* **Written exercise**
Gather up all lines that carry the word "почты".
[Start Exercise materials]
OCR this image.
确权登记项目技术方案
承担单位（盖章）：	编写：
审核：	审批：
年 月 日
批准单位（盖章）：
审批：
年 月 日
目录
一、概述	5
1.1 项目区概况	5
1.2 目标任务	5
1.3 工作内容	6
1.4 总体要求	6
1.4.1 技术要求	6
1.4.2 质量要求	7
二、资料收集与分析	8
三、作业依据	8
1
[End Exercise materials]
[Start Exercise materials]
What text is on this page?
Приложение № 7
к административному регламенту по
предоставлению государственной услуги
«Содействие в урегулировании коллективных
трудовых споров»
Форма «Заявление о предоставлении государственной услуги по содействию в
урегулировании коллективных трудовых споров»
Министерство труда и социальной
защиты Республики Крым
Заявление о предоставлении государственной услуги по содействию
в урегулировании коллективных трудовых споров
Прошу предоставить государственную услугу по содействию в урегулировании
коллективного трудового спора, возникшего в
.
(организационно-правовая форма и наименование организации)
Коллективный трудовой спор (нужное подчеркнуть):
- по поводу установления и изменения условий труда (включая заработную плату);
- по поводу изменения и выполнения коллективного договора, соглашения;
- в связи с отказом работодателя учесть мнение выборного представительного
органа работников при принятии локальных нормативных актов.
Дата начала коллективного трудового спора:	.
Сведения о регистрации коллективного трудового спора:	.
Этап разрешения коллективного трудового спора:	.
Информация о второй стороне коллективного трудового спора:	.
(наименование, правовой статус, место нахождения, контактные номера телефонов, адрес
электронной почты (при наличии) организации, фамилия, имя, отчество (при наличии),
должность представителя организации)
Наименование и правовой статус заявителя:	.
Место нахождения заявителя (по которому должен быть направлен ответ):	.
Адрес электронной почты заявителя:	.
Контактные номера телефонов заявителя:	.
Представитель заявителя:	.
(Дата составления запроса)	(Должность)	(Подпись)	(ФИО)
[End Exercise materials]
* **Right answer**
электронной почты (при наличии) организации, фамилия, имя, отчество (при наличии),
Адрес электронной почты заявителя:	.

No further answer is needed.